Instrução escrita 1:
No texto sobre jovens que publicam conteúdo na Internet, quantos anos tem Otávio?

-------- Texto

A exposição do conteúdo gerado por esses jovens geralmente não envolvia custos além do acesso à Internet (que todos já tinham). As exceções foram os casos em que havia necessidade de servidores dedicados que pudessem receber um alto número de e-mails, e/ou daqueles que haviam comprado domínio próprio (tipo "meunome.com"). Mesmo nesses casos, o custos não eram altos. Os custos de produção existiam somente quando os entrevistados disponibilizavam on-line fotos, gravações ou vídeos que faziam off-line, no mais das vezes como trabalhos para a faculdade (em geral, eram custos que teriam de qualquer modo). A divulgação também não envolvia custos. Envolvia, sim, criatividade e dedicação, como ficará claro abaixo.

Feitas essas observações preliminares, examinemos de perto o que a pesquisa revelou. Dado que os resultados foram muitos e muito ricos, seguem-se apenas aqueles mais marcantes, subdivididos em categorias para facilitar a compreensão.

Como começaram e quais as suas expectativas

Todos os entrevistados conheciam casos de sucesso profissional iniciados na Web. Nenhum deles, no entanto, associou o início de sua aventura on-line à influência exercida por eles.

Na realidade, nem todos começaram a sério. Alguns, como Tomás2 2 De modo a preservar a privacidade dos entrevistados, todos os nomes e apelidos serão trocados. (23 anos, que parou de estudar), começaram de brincadeira: "[Comecei] a partir desse site, que antes era voltado só para os meus amigos da escola, onde eu publicava as fotos das besteiras que a gente fazia... Aí a escola acabou e eu comecei a falar de outros assuntos, ... acabou começando a ganhar muitos visitantes e eu decidi sair expandindo, tornando-se o que é hoje [um site de 'cultura pop' de muito sucesso]."3 3 Todos os depoimentos serão reproduzidos exatamente como foram redigidos pelos entrevistados. Serão mantidos os erros gramaticais e ortográficos, as gírias, as abreviações e todas as demais características da linguagem on-line.

Outros, como Eduardo e Carlos, no início queriam principalmente desabafar. Eduardo (19 anos, estudante de Comunicação) dizia: "queria um lugar para desabafar... só que eu criava minicontos em cima do que eu realmente vivia".Já Carlos (24, estudante de Sistemas de Informação) declarava: tinha"necessidade de me expressr [expressar]/ ... de compartilhar o q sinto co [com] pessoas q sentem o msmo [mesmo]"

Outros, ainda, admitiam que havia levado tempo para encararem aquilo a sério. Otávio (23, mestrando de Comunicação) é um exemplo. Diz: "Levou tempo até eu resolver levar o blog a sério, inicialmente foi só para colocar meus textos...".

Foram poucos aqueles que começaram a expor on-line com o desejo consciente de se profissionalizar. Bruno, Amanda e Danilo encontram-se nessa categoria.

Bruno (21 anos, estudante de Computação) aproveitou um nicho de mercado em sua pequena cidade natal e criou um site de cobertura de festas e eventos já com a finalidade explícita de ganhar dinheiro. Amanda (21 anos, estudante de Psicologia) afirmava estar: "procurando transformar [seu] hobbie [fotografia] em profissão. o blog seria um espaço para expor meu trabalho...". Já Danilo (29 anos, designer gráfico), dizia: "[Fiz o blog] pra ver se alguma empresa boa se interessa por [meus desenhos]".

----------------
-------- Dados fornecidos

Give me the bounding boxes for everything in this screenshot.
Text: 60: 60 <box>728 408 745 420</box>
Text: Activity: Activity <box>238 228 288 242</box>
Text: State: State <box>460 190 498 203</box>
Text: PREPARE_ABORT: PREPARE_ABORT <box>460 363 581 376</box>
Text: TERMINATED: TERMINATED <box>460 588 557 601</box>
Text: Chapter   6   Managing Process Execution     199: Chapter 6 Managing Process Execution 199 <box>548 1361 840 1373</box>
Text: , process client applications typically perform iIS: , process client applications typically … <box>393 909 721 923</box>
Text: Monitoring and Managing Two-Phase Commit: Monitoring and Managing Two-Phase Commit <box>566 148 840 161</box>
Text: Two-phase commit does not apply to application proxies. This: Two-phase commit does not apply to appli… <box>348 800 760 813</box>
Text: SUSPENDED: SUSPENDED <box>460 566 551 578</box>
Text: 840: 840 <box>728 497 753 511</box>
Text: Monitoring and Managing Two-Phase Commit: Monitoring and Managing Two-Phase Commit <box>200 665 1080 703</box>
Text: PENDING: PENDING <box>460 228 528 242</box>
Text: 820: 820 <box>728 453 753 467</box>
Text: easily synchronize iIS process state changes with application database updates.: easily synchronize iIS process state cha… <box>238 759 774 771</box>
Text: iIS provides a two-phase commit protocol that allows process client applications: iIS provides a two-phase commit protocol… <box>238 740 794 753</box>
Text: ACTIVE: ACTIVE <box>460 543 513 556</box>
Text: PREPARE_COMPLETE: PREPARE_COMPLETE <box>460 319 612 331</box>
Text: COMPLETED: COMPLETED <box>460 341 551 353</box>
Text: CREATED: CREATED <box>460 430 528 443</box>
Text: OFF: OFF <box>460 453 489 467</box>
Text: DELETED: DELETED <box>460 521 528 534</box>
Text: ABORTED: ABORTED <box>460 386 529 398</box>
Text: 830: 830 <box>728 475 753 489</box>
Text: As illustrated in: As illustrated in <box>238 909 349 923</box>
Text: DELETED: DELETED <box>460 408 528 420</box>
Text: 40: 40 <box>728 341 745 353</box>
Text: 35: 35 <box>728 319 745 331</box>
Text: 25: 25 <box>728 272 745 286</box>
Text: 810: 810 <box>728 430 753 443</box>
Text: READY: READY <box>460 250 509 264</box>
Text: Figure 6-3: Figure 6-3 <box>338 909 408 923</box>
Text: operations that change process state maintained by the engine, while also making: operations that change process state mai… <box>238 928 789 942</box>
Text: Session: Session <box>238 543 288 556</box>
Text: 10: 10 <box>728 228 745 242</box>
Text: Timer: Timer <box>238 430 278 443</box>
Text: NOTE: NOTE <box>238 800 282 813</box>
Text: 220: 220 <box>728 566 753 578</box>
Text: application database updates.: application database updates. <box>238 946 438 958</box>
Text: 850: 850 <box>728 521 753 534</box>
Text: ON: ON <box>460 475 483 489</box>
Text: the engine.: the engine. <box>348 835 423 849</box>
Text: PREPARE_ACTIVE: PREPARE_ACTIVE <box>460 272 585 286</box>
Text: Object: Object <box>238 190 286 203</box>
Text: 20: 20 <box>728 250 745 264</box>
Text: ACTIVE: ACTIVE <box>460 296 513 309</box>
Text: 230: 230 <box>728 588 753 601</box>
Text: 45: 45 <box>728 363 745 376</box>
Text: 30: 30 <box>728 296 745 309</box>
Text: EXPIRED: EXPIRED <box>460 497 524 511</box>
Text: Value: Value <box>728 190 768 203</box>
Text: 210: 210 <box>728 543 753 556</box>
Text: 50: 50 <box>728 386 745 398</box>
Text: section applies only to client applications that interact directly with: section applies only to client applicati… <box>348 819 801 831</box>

----------------

Instrução escrita 2:
Transcreva os registros desde o início até a linha que contém "Text: TERMINATED: TERMINATED", incluindo essa linha.

Resposta correta 1:
Otávio tem 23 anos.

Resposta correta 2:
Give me the bounding boxes for everything in this screenshot.
Text: 60: 60 <box>728 408 745 420</box>
Text: Activity: Activity <box>238 228 288 242</box>
Text: State: State <box>460 190 498 203</box>
Text: PREPARE_ABORT: PREPARE_ABORT <box>460 363 581 376</box>
Text: TERMINATED: TERMINATED <box>460 588 557 601</box>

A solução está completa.